:: Given task ::
Make an exact copy of all the records.

Start Records for this exercise

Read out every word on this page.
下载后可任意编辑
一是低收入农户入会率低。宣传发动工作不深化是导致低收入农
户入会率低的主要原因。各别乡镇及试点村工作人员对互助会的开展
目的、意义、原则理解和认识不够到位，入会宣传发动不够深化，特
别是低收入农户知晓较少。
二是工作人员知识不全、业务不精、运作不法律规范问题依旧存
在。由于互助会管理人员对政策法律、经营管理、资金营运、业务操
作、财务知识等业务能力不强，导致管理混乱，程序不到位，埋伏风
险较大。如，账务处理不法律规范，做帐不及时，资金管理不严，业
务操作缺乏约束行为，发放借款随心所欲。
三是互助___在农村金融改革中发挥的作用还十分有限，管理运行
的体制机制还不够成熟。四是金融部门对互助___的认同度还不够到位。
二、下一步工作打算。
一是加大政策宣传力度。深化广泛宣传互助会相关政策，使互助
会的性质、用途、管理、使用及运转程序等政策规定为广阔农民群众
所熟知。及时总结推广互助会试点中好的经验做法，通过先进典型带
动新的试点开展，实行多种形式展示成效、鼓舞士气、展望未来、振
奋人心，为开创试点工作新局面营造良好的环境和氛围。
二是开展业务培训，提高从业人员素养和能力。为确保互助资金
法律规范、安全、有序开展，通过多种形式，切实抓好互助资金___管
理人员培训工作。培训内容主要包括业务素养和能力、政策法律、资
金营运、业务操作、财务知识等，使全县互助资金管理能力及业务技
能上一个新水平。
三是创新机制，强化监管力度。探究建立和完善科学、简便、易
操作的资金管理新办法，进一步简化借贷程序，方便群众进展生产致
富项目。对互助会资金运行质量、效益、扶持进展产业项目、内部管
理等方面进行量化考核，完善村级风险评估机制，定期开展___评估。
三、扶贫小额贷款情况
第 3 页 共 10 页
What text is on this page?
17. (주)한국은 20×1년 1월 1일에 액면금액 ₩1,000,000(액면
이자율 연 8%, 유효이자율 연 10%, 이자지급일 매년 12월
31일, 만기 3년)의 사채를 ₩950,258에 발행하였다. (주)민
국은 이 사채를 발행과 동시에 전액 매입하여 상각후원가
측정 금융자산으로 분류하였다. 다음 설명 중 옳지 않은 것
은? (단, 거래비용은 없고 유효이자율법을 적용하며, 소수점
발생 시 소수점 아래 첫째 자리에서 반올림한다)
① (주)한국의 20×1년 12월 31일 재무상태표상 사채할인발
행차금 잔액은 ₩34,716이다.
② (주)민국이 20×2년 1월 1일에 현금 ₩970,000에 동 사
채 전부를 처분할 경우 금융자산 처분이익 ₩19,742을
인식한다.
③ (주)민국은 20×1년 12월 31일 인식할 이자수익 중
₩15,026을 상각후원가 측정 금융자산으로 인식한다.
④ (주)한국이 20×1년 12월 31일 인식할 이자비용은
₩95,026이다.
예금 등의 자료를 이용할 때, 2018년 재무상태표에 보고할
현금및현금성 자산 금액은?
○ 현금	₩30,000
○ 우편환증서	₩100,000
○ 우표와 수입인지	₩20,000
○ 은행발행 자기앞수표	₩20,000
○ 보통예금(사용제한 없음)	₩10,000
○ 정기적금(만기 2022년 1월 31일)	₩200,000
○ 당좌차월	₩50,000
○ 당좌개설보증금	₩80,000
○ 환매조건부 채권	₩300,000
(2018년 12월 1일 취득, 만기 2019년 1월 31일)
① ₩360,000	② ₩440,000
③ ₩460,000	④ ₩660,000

End Records for this exercise

:: Exercise output ::
Read out every word on this page.
下载后可任意编辑
一是低收入农户入会率低。宣传发动工作不深化是导致低收入农
户入会率低的主要原因。各别乡镇及试点村工作人员对互助会的开展
目的、意义、原则理解和认识不够到位，入会宣传发动不够深化，特
别是低收入农户知晓较少。
二是工作人员知识不全、业务不精、运作不法律规范问题依旧存
在。由于互助会管理人员对政策法律、经营管理、资金营运、业务操
作、财务知识等业务能力不强，导致管理混乱，程序不到位，埋伏风
险较大。如，账务处理不法律规范，做帐不及时，资金管理不严，业
务操作缺乏约束行为，发放借款随心所欲。
三是互助___在农村金融改革中发挥的作用还十分有限，管理运行
的体制机制还不够成熟。四是金融部门对互助___的认同度还不够到位。
二、下一步工作打算。
一是加大政策宣传力度。深化广泛宣传互助会相关政策，使互助
会的性质、用途、管理、使用及运转程序等政策规定为广阔农民群众
所熟知。及时总结推广互助会试点中好的经验做法，通过先进典型带
动新的试点开展，实行多种形式展示成效、鼓舞士气、展望未来、振
奋人心，为开创试点工作新局面营造良好的环境和氛围。
二是开展业务培训，提高从业人员素养和能力。为确保互助资金
法律规范、安全、有序开展，通过多种形式，切实抓好互助资金___管
理人员培训工作。培训内容主要包括业务素养和能力、政策法律、资
金营运、业务操作、财务知识等，使全县互助资金管理能力及业务技
能上一个新水平。
三是创新机制，强化监管力度。探究建立和完善科学、简便、易
操作的资金管理新办法，进一步简化借贷程序，方便群众进展生产致
富项目。对互助会资金运行质量、效益、扶持进展产业项目、内部管
理等方面进行量化考核，完善村级风险评估机制，定期开展___评估。
三、扶贫小额贷款情况
第 3 页 共 10 页
What text is on this page?
17. (주)한국은 20×1년 1월 1일에 액면금액 ₩1,000,000(액면
이자율 연 8%, 유효이자율 연 10%, 이자지급일 매년 12월
31일, 만기 3년)의 사채를 ₩950,258에 발행하였다. (주)민
국은 이 사채를 발행과 동시에 전액 매입하여 상각후원가
측정 금융자산으로 분류하였다. 다음 설명 중 옳지 않은 것
은? (단, 거래비용은 없고 유효이자율법을 적용하며, 소수점
발생 시 소수점 아래 첫째 자리에서 반올림한다)
① (주)한국의 20×1년 12월 31일 재무상태표상 사채할인발
행차금 잔액은 ₩34,716이다.
② (주)민국이 20×2년 1월 1일에 현금 ₩970,000에 동 사
채 전부를 처분할 경우 금융자산 처분이익 ₩19,742을
인식한다.
③ (주)민국은 20×1년 12월 31일 인식할 이자수익 중
₩15,026을 상각후원가 측정 금융자산으로 인식한다.
④ (주)한국이 20×1년 12월 31일 인식할 이자비용은
₩95,026이다.
예금 등의 자료를 이용할 때, 2018년 재무상태표에 보고할
현금및현금성 자산 금액은?
○ 현금	₩30,000
○ 우편환증서	₩100,000
○ 우표와 수입인지	₩20,000
○ 은행발행 자기앞수표	₩20,000
○ 보통예금(사용제한 없음)	₩10,000
○ 정기적금(만기 2022년 1월 31일)	₩200,000
○ 당좌차월	₩50,000
○ 당좌개설보증금	₩80,000
○ 환매조건부 채권	₩300,000
(2018년 12월 1일 취득, 만기 2019년 1월 31일)
① ₩360,000	② ₩440,000
③ ₩460,000	④ ₩660,000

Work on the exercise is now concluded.